EXCERPTED PASSAGE:
OMG
The standard Windows SORT command supports the /UNIQUE option, at least on Win 10, even though it is not documented - I had no idea
Code: Select all
D:\test>sort /?
SORT [/R] [/+n] [/M kilobytes] [/L locale] [/REC recordbytes]
[[drive1:][path1]filename1] [/T [drive2:][path2]]
[/O [drive3:][path3]filename3]
/+n Specifies the character number, n, to
begin each comparison. /+3 indicates that
each comparison should begin at the 3rd
character in each line. Lines with fewer
than n characters collate before other lines.
By default comparisons start at the first
character in each line.
/L[OCALE] locale Overrides the system default locale with
the specified one. The ""C"" locale yields
the fastest collating sequence and is
currently the only alternative. The sort
is always case insensitive.
/M[EMORY] kilobytes Specifies amount of main memory to use for
the sort, in kilobytes. The memory size is
always constrained to be a minimum of 160
kilobytes. If the memory size is specified
the exact amount will be used for the sort,
regardless of how much main memory is
available.
The best performance is usually achieved by
not specifying a memory size. By default the
sort will be done with one pass (no temporary
file) if it fits in the default maximum
memory size, otherwise the sort will be done
in two passes (with the partially sorted data
being stored in a temporary file) such that
the amounts of memory used for both the sort
and merge passes are equal. The default
maximum memory size is 90% of available main
memory if both the input and output are
files, and 45% of main memory otherwise.
/REC[ORD_MAXIMUM] characters Specifies the maximum number of characters
in a record (default 4096, maximum 65535).
/R[EVERSE] Reverses the sort order; that is,
sorts Z to A, then 9 to 0.
[drive1:][path1]filename1 Specifies the file to be sorted. If not
specified, the standard input is sorted.
Specifying the input file is faster than
redirecting the same file as standard input.
/T[EMPORARY]
[drive2:][path2] Specifies the path of the directory to hold
the sort's working storage, in case the data
does not fit in main memory. The default is
to use the system temporary directory.

DATASET CONTENT:
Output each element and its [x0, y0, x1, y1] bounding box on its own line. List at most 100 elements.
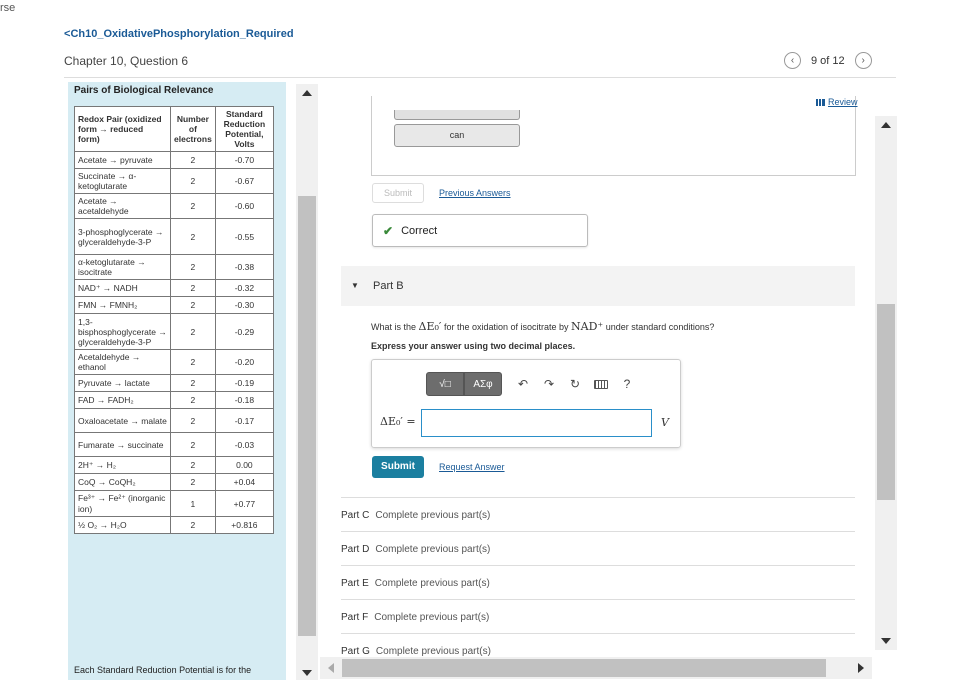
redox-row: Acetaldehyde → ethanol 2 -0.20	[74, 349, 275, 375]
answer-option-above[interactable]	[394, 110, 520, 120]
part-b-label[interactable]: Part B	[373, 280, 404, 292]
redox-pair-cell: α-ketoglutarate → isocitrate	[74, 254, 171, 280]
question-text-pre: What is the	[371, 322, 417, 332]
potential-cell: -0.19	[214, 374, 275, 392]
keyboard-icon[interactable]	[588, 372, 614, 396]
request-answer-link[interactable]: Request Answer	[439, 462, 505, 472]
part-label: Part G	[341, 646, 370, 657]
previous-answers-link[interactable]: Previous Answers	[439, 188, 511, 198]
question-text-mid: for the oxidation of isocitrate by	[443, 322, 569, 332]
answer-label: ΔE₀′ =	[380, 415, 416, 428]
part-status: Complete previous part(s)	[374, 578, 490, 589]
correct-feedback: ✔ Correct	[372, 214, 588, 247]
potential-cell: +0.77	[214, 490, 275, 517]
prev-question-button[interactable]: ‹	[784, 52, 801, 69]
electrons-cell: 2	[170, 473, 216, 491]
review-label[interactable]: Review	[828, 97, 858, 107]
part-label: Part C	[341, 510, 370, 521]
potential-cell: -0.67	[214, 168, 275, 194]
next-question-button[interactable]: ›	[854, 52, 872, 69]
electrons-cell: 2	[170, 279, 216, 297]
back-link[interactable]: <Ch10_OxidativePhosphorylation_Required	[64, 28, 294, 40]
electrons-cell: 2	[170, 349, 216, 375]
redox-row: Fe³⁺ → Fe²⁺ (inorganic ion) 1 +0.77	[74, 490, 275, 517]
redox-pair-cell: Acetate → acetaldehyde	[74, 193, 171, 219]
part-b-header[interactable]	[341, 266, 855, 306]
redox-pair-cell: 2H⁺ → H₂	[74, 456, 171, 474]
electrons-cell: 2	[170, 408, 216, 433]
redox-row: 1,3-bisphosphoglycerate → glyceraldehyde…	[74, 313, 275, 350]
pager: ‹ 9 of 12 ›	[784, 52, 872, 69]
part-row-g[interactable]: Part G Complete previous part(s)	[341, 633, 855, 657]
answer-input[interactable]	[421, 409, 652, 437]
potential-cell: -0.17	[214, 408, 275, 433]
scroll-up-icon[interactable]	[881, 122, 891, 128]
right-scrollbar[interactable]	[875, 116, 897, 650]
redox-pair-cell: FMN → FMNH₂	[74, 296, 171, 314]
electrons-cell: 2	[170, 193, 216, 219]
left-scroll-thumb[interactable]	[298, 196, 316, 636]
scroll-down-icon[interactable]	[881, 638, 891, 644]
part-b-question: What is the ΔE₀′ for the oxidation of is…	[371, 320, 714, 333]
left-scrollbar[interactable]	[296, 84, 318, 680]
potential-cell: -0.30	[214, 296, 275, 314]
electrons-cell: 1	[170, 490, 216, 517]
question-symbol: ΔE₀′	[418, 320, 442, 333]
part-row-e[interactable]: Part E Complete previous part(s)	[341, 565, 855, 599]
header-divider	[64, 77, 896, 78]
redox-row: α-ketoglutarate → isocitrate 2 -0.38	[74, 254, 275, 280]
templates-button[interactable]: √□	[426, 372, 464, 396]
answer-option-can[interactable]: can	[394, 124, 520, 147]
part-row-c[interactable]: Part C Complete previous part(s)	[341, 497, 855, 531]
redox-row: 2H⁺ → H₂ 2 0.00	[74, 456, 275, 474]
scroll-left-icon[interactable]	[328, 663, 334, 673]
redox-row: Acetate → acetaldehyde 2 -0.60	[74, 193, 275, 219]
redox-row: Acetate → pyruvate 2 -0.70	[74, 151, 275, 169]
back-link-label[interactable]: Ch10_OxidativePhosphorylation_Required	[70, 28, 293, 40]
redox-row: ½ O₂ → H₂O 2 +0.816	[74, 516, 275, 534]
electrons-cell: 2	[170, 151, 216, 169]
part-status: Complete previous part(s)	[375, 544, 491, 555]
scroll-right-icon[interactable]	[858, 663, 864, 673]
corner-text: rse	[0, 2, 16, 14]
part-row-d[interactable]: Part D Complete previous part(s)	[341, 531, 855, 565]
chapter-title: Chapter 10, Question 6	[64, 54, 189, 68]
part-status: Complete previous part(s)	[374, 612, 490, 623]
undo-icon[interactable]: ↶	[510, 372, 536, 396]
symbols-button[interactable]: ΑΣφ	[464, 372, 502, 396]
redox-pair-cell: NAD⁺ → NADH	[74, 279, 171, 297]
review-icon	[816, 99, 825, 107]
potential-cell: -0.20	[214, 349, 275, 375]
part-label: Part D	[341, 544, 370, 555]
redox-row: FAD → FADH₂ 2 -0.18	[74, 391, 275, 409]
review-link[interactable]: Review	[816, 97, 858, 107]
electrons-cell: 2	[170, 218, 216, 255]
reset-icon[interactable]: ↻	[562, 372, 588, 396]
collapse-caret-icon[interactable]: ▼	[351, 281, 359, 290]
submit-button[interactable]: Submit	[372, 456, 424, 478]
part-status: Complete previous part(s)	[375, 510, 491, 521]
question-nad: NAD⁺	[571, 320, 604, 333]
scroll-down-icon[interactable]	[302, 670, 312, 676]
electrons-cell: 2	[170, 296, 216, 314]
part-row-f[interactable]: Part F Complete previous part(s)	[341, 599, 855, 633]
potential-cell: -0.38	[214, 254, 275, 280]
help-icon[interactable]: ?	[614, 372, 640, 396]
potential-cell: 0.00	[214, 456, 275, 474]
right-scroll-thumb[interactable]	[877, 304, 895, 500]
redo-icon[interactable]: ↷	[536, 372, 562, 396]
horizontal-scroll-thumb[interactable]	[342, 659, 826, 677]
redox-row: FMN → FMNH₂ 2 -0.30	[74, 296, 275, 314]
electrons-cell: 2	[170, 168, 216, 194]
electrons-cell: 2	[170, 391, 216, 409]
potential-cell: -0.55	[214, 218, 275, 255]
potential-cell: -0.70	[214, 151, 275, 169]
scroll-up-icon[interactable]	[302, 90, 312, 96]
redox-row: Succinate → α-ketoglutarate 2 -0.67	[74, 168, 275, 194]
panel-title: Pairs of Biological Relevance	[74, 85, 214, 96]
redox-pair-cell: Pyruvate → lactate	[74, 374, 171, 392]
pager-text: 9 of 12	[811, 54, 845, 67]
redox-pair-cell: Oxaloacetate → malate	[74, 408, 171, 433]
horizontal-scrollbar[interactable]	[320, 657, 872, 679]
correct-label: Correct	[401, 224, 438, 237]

WHAT YOU SHOULD DO:
Continue the forum post above about the Windows SORT command and its undocumented /UNIQUE option, starting after its last line.

REPLY:
/O[UTPUT]
[drive3:][path3]filename3 Specifies the file where the sorted input is
to be stored. If not specified, the data is
written to the standard output. Specifying
the output file is faster than redirecting
standard output to the same file.
D:\test>
I'm glad you posted your question with your code
I don't think it has much impact on performance, but there is no need to store %%G in a variable, you can echo %%G directly. So that also eliminates the need for enabled expansion.
Most references to %%G should be quoted in case the file name contains spaces.
Also, the [^...] regex could give the wrong result because the batch CALL statement doubles all quoted ^ characters, so ^ becomes ^^, and the first ^ is interpreted as negation as you want, but the second is a literal ^ character. One solution is to use the \XSEQ option along with the non-standard \c escape sequence. Another option is to store the find and replace strings in environment variables and use the /V option.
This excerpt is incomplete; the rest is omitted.